Copy each line holding the string "Lehár".

....................

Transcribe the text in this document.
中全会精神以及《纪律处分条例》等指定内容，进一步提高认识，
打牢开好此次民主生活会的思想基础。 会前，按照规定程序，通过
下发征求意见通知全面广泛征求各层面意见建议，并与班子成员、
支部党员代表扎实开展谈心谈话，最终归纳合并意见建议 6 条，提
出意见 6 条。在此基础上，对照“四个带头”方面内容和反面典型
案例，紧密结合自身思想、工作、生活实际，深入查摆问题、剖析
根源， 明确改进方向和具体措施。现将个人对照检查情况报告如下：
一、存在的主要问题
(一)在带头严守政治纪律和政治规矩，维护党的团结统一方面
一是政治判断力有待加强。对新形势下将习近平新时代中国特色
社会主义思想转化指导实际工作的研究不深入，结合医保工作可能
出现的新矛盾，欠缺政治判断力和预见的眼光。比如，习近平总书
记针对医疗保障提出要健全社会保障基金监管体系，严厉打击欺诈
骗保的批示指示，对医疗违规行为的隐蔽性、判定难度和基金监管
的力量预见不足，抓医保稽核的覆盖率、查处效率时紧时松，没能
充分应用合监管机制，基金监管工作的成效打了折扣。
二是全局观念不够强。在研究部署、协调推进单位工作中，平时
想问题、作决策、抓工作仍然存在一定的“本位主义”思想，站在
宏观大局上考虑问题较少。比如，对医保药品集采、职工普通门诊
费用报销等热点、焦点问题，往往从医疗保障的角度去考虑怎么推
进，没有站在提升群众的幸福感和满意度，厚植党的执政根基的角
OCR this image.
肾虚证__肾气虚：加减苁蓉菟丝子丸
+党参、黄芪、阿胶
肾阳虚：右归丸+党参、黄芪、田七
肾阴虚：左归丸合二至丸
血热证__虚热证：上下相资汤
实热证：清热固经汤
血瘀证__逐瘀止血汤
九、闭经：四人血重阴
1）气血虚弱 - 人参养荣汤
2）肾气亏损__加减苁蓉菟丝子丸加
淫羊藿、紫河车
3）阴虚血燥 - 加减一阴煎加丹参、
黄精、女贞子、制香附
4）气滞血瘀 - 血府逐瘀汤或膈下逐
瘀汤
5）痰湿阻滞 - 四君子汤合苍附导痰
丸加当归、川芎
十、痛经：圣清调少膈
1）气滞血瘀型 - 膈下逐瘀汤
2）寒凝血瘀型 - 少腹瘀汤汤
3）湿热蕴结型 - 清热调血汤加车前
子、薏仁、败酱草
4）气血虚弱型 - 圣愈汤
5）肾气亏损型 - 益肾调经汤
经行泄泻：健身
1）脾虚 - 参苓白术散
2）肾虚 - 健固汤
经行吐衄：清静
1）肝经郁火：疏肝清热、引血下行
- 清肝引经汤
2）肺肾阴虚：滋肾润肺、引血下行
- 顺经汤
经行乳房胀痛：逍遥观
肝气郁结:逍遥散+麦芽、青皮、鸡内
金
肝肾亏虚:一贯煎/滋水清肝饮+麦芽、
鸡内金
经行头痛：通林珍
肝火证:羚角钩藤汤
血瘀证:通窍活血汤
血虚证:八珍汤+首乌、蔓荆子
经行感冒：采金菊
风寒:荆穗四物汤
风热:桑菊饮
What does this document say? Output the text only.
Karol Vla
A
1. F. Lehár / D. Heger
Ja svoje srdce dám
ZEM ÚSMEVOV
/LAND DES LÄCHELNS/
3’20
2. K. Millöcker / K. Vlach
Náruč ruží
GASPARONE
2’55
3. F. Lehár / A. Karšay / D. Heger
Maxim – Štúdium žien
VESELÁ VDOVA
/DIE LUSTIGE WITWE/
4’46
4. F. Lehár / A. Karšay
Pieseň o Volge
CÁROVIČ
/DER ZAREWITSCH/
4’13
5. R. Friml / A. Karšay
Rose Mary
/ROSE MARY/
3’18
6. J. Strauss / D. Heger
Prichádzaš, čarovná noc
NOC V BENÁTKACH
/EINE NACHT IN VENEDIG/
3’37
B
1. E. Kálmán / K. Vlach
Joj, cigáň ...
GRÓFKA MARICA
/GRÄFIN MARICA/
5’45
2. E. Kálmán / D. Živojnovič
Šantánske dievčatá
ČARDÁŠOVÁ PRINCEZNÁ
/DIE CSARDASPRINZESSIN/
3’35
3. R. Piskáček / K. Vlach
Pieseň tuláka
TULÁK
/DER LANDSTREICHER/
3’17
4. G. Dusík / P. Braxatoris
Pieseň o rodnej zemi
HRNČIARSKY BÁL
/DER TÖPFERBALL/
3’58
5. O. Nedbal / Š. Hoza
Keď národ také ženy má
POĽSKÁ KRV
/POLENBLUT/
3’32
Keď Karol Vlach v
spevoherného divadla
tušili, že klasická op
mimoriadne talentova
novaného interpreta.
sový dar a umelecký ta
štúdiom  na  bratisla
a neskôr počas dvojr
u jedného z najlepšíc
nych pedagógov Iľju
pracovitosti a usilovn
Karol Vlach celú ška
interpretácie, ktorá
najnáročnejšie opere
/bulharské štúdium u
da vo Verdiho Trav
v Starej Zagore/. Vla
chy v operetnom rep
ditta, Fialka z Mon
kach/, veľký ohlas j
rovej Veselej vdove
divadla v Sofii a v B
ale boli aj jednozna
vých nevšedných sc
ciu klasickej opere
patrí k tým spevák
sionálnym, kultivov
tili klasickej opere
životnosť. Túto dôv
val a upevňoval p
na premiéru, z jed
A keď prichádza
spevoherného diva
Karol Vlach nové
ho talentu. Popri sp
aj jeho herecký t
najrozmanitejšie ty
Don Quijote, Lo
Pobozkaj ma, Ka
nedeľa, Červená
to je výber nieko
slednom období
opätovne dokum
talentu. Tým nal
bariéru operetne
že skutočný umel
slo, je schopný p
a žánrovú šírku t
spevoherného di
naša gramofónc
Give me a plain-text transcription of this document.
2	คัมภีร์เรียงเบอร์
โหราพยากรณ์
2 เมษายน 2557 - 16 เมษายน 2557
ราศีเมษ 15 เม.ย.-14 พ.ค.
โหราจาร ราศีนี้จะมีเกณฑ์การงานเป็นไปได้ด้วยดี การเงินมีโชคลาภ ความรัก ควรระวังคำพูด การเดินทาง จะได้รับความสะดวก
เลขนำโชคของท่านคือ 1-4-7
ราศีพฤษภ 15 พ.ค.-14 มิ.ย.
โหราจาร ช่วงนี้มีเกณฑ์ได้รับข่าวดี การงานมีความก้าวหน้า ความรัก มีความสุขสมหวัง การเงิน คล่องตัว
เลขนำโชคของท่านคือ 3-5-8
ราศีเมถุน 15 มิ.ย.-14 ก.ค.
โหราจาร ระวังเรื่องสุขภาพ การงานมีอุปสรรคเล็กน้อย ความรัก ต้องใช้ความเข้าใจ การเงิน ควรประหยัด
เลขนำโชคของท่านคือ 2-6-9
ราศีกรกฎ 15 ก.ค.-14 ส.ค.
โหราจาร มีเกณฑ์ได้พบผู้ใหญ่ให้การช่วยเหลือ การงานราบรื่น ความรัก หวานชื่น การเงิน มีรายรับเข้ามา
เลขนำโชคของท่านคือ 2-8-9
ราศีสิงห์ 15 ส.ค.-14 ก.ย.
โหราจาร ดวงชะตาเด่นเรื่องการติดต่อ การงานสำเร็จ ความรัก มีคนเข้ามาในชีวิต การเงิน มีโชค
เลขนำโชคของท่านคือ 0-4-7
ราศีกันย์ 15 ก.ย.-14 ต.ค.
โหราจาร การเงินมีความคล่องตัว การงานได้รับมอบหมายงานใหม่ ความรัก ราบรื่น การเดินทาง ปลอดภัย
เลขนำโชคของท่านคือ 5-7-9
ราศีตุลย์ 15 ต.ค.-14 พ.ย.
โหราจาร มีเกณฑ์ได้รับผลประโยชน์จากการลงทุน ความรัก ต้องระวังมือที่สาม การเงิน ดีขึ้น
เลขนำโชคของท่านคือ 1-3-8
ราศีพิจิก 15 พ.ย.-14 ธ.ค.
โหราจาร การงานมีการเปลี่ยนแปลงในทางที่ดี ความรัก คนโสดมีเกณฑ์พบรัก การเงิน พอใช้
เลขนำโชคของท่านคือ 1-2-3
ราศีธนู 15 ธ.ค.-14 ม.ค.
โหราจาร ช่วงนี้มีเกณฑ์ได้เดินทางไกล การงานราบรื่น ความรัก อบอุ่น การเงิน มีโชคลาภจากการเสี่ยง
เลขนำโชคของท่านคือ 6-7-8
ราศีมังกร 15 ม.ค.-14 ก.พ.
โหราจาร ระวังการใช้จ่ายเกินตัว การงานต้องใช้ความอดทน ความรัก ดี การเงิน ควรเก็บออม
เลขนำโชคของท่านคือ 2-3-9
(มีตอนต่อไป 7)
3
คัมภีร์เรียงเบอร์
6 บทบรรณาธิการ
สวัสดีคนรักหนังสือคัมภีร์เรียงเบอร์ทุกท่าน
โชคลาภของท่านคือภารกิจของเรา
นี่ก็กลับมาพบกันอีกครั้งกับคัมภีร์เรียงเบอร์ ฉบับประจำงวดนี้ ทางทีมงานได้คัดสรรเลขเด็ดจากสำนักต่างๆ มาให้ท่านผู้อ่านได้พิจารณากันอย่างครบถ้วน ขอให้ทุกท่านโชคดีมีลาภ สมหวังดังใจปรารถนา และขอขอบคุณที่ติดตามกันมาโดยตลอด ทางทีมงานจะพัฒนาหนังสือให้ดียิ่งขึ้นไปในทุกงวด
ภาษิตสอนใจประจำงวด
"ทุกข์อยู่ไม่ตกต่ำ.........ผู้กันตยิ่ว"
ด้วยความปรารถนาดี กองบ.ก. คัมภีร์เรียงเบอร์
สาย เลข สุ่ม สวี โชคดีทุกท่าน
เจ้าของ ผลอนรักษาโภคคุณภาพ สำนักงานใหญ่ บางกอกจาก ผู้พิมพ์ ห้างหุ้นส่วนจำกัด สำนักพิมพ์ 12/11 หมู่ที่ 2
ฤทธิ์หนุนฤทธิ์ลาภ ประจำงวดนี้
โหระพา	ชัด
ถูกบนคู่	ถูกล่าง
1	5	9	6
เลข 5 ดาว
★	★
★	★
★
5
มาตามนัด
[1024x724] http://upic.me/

....................

Exercise output:
1. F. Lehár / D. Heger
3. F. Lehár / A. Karšay / D. Heger
4. F. Lehár / A. Karšay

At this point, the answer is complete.